> **Extracts from a graphics dataset**:
• • • • •

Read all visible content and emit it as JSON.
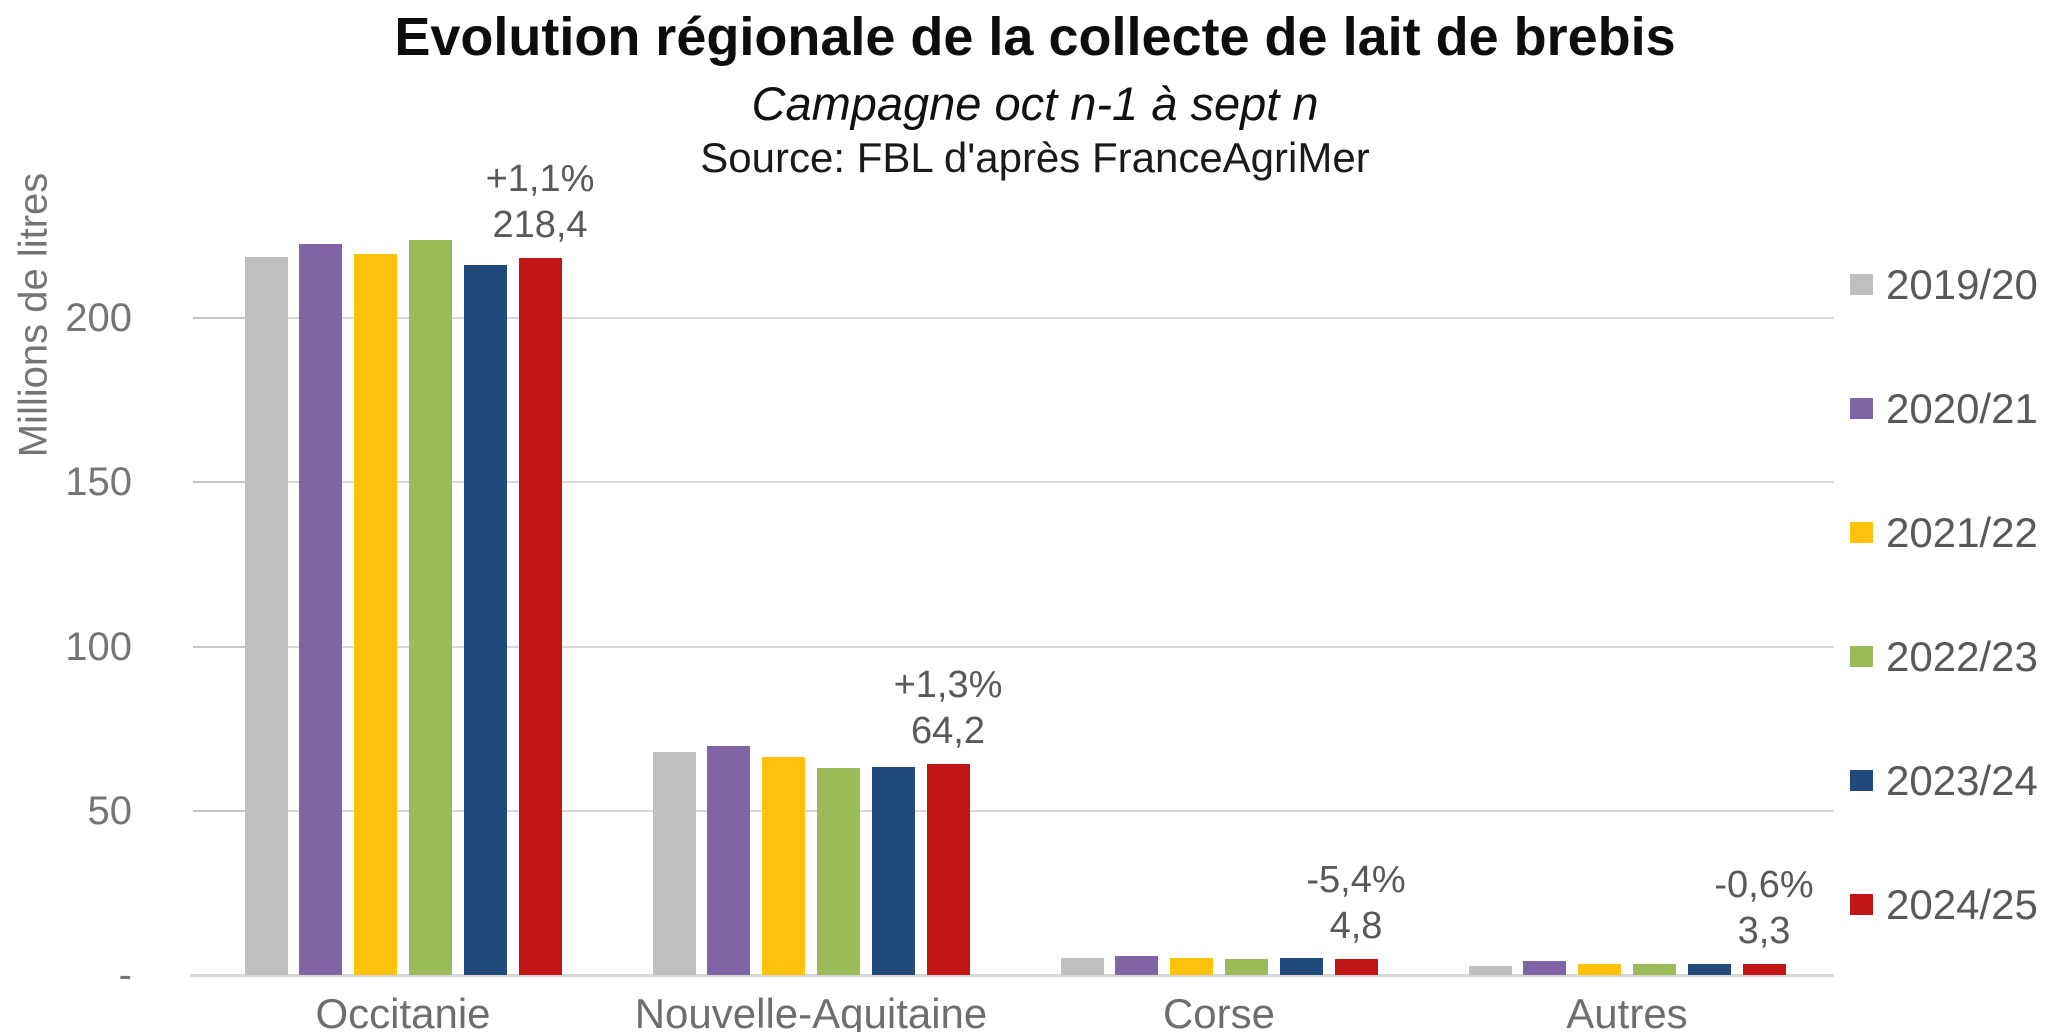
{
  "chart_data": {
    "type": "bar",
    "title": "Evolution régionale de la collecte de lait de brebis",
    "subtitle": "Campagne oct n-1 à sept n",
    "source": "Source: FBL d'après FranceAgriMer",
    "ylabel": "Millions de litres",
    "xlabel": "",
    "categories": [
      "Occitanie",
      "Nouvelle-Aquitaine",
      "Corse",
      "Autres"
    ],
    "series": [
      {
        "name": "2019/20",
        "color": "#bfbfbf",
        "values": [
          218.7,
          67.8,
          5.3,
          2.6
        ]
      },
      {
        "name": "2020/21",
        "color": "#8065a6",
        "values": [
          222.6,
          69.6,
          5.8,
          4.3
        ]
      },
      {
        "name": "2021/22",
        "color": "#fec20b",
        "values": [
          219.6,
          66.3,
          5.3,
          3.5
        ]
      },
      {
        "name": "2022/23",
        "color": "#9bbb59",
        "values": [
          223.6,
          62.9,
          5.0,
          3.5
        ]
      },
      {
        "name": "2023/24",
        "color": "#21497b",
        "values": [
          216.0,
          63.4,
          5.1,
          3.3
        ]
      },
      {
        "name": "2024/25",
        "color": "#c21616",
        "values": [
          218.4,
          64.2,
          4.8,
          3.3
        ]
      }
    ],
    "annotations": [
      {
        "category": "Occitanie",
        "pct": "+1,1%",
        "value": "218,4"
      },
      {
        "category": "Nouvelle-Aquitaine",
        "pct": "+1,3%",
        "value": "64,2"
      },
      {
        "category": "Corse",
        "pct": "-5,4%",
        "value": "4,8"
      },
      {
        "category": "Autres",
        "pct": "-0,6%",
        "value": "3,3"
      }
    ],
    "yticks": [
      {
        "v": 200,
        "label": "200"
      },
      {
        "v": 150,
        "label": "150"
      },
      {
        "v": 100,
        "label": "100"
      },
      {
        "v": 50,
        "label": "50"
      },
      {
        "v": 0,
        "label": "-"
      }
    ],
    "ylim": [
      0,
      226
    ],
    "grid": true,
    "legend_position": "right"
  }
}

• • • • •

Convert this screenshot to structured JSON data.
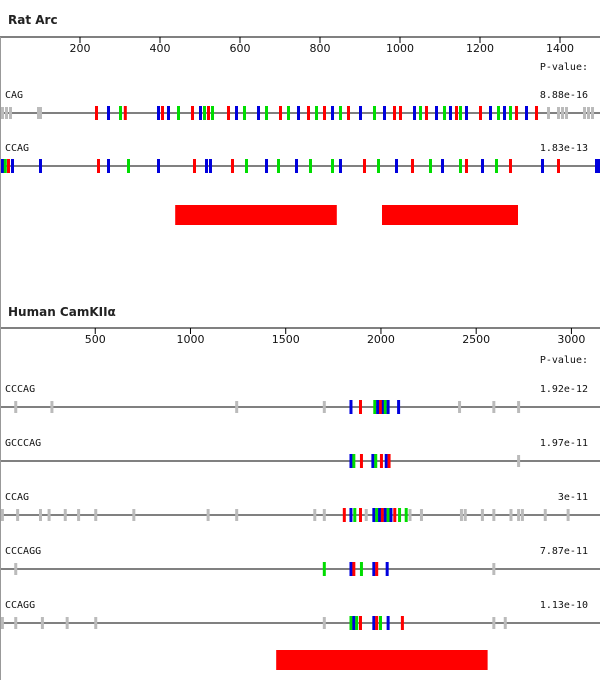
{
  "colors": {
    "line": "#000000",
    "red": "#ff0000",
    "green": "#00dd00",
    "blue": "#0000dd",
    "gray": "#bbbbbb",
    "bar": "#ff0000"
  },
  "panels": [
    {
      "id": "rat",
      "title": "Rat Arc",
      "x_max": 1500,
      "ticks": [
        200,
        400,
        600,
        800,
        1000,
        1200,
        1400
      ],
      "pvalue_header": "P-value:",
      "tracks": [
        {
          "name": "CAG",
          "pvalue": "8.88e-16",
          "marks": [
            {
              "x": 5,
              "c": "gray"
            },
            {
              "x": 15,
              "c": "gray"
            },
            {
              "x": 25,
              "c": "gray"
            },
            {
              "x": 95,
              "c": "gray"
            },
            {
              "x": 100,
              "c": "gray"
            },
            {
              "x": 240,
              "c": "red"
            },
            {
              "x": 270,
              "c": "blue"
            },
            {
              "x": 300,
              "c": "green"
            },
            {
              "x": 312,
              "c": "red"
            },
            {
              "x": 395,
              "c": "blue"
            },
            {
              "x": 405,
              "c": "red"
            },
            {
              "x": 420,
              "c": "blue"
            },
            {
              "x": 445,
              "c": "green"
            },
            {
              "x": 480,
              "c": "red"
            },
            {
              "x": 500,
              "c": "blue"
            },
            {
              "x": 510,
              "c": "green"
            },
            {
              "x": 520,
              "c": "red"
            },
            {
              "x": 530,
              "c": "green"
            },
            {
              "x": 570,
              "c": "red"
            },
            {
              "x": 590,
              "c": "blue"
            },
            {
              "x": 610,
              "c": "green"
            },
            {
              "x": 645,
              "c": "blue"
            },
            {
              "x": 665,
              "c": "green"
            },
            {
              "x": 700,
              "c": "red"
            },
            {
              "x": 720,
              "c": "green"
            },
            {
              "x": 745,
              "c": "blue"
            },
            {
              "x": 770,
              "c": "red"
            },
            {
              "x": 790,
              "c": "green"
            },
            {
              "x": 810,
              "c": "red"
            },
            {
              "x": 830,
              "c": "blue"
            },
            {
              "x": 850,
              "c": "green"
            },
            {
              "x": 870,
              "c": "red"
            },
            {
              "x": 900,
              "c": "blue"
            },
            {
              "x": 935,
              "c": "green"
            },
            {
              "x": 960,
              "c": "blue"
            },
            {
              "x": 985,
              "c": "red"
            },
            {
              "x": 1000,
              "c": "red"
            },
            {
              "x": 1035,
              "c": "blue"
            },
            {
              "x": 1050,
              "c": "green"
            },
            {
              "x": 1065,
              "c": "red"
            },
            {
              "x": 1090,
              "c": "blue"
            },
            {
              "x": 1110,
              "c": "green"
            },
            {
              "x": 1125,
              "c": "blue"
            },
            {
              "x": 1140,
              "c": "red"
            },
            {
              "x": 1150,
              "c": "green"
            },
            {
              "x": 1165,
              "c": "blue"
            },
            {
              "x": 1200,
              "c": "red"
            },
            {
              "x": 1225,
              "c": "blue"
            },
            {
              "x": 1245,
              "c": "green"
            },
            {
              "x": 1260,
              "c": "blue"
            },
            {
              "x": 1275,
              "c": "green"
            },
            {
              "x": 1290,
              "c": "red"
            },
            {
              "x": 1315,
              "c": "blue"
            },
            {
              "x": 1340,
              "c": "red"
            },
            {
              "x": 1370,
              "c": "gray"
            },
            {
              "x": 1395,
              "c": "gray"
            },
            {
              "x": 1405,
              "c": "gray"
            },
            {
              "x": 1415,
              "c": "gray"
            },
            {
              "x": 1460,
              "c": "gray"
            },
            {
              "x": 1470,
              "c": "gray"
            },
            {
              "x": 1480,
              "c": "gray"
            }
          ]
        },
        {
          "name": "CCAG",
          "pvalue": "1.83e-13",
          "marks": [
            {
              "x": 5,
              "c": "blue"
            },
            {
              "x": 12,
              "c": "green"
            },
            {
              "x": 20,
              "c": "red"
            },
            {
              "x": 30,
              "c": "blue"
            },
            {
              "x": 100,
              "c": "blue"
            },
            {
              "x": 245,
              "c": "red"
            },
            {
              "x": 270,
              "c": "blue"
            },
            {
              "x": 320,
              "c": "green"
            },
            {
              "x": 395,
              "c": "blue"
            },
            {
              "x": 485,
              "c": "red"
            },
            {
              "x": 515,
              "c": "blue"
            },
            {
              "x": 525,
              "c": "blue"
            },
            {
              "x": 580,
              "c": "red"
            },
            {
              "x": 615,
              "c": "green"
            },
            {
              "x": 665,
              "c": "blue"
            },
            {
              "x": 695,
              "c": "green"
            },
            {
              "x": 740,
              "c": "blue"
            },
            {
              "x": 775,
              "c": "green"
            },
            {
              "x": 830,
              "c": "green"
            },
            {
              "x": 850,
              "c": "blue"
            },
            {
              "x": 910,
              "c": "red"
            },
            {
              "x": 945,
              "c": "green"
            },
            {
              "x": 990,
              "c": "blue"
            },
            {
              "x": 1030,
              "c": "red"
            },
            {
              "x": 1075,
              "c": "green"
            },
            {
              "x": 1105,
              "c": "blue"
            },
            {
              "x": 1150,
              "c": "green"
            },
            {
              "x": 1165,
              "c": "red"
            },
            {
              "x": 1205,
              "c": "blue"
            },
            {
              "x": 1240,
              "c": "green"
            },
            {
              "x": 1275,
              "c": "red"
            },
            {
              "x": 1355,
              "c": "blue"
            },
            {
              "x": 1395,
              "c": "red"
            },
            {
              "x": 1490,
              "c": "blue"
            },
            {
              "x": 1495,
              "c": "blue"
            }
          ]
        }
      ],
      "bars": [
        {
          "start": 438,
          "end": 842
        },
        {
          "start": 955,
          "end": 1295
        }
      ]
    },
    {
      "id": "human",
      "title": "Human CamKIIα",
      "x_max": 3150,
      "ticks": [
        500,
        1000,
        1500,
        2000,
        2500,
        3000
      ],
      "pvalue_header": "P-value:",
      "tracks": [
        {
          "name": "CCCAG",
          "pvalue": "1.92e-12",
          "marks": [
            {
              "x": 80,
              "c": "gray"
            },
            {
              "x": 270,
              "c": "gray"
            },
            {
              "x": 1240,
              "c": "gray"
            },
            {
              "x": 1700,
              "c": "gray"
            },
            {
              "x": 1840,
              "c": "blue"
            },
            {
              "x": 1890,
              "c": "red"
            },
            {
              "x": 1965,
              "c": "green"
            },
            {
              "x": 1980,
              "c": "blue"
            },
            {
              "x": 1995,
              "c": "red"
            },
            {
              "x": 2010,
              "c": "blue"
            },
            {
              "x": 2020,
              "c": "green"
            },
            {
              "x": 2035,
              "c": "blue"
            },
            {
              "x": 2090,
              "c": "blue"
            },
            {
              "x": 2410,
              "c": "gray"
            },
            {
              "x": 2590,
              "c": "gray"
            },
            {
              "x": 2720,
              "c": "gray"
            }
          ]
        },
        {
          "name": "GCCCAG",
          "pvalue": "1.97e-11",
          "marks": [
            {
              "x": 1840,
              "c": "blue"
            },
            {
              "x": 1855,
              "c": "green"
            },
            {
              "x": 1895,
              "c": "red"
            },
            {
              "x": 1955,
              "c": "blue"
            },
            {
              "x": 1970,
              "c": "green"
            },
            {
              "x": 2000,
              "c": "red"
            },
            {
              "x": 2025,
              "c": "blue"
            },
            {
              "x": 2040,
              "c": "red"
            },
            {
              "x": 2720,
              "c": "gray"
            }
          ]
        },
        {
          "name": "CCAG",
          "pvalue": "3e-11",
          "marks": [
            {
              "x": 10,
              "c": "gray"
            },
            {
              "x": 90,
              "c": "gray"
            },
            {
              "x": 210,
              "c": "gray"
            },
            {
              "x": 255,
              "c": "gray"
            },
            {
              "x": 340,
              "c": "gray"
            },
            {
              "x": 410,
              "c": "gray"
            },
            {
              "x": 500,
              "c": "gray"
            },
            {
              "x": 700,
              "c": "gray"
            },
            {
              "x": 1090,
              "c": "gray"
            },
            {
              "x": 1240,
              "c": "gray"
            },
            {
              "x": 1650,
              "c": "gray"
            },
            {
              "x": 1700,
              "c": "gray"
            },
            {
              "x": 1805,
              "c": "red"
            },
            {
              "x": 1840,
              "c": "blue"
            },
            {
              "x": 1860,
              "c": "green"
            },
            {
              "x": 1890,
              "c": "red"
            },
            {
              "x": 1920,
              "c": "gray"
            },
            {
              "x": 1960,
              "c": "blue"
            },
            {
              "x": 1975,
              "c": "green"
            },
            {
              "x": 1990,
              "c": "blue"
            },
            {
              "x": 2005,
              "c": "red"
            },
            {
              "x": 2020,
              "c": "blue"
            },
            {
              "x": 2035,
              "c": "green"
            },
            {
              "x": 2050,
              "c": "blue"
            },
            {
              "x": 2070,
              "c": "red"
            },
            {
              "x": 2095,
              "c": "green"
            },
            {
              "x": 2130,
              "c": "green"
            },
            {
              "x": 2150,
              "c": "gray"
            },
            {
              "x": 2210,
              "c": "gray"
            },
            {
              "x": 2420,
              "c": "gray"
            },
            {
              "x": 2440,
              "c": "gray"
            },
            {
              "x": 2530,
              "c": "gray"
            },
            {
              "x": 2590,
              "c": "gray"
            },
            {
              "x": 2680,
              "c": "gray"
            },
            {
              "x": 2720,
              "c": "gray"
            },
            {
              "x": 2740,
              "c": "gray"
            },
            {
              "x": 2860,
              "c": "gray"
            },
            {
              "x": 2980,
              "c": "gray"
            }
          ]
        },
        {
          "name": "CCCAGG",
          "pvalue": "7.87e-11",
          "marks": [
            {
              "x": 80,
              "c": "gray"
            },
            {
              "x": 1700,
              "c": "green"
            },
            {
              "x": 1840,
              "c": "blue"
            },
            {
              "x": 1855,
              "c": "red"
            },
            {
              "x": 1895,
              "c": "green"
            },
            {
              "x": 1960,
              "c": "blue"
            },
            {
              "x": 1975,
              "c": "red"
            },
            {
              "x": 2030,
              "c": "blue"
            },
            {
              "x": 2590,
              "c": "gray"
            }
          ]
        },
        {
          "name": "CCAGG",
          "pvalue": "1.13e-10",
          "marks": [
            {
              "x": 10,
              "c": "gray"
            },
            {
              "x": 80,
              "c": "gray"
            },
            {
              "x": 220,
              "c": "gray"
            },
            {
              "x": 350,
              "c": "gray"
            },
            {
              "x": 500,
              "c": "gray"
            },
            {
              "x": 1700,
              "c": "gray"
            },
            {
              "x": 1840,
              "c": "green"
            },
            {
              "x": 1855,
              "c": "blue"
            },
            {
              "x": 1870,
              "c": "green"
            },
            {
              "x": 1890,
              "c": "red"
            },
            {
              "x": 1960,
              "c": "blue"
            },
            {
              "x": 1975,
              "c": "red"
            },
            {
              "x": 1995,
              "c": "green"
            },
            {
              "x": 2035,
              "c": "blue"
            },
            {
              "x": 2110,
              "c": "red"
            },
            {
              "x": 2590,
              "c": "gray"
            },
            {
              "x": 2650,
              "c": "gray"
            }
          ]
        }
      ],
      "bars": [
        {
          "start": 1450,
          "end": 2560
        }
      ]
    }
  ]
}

• • • • •

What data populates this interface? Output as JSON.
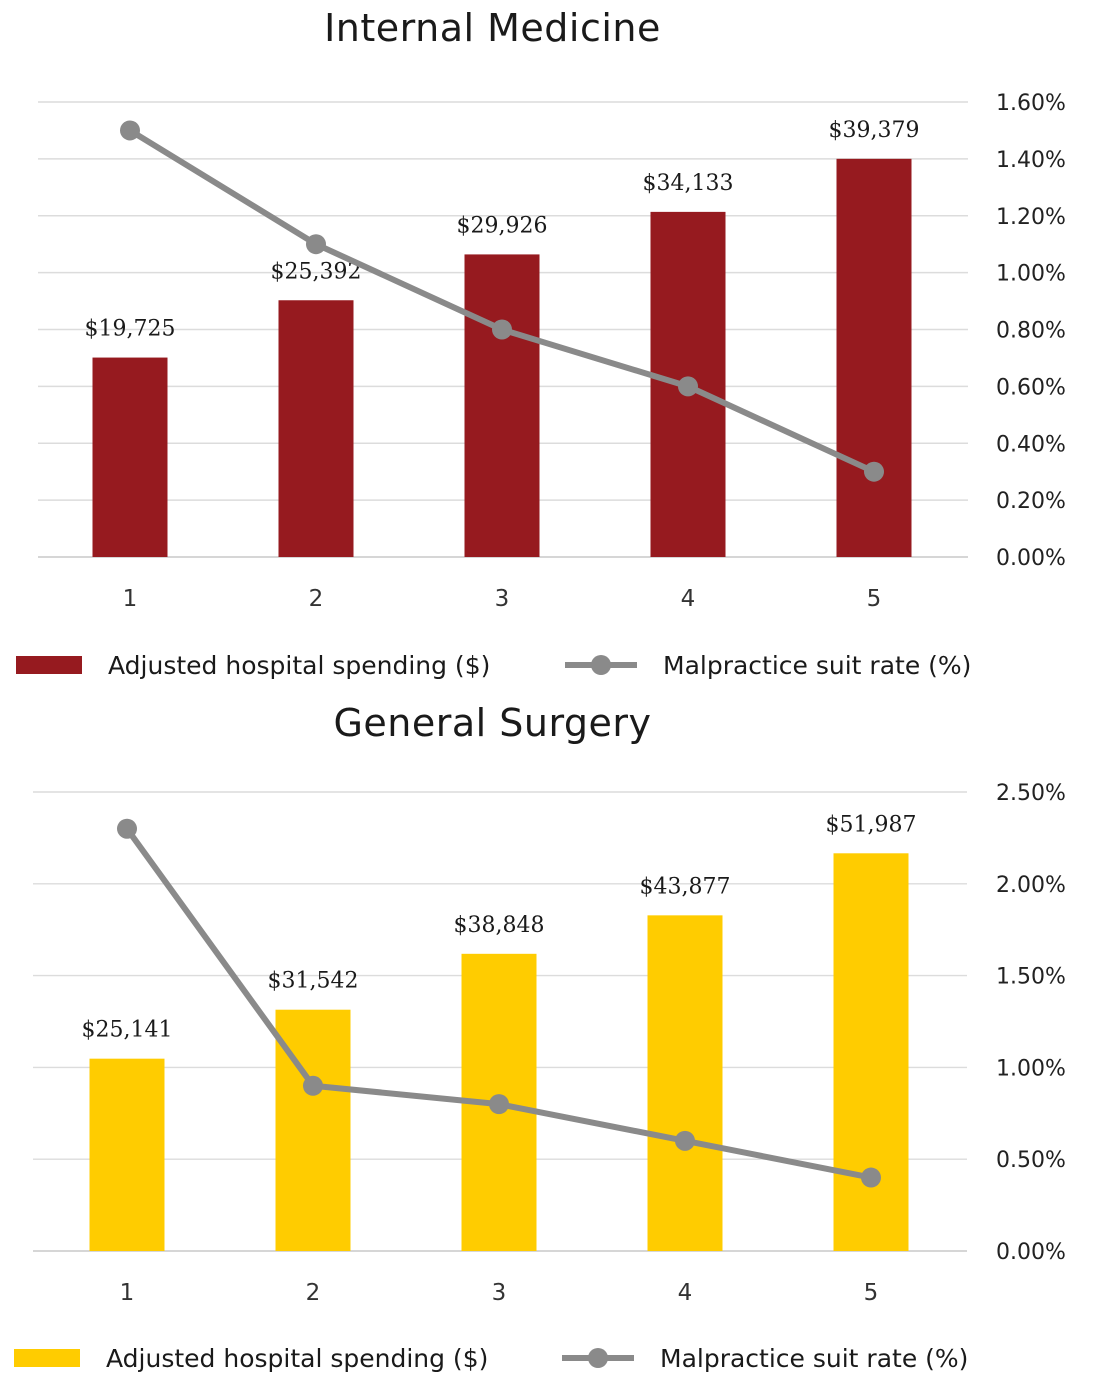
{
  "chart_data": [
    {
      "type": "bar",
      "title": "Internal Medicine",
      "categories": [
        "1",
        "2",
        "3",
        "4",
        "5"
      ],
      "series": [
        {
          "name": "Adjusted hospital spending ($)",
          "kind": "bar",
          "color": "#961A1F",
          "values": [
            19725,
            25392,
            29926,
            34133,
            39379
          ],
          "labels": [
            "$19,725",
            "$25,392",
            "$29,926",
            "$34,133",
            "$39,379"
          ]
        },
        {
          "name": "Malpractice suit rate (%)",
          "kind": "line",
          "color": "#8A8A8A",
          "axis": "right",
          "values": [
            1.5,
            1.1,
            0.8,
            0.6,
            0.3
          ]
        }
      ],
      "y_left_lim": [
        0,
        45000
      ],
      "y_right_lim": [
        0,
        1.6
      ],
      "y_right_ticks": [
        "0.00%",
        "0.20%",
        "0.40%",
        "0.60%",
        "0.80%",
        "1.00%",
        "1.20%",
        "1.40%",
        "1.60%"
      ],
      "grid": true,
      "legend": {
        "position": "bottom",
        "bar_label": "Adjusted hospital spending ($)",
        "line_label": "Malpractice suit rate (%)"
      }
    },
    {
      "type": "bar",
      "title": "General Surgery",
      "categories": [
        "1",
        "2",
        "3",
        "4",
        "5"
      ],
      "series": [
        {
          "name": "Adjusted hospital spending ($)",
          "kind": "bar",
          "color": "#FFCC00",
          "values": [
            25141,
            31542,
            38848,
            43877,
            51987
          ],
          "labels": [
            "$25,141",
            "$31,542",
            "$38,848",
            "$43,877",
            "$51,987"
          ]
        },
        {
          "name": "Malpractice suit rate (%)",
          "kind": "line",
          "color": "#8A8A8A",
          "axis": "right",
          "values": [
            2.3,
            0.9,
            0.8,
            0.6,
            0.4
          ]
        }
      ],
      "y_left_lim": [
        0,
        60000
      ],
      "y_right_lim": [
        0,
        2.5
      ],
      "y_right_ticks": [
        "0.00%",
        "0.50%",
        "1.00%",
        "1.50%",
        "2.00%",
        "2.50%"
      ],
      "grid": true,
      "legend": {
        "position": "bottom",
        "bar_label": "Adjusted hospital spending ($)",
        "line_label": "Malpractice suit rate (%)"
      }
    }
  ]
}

• • • • •

Which lines contain the word "this"? Copy each one.

Convert this screenshot to structured JSON data.
What data populates this interface? Output as JSON.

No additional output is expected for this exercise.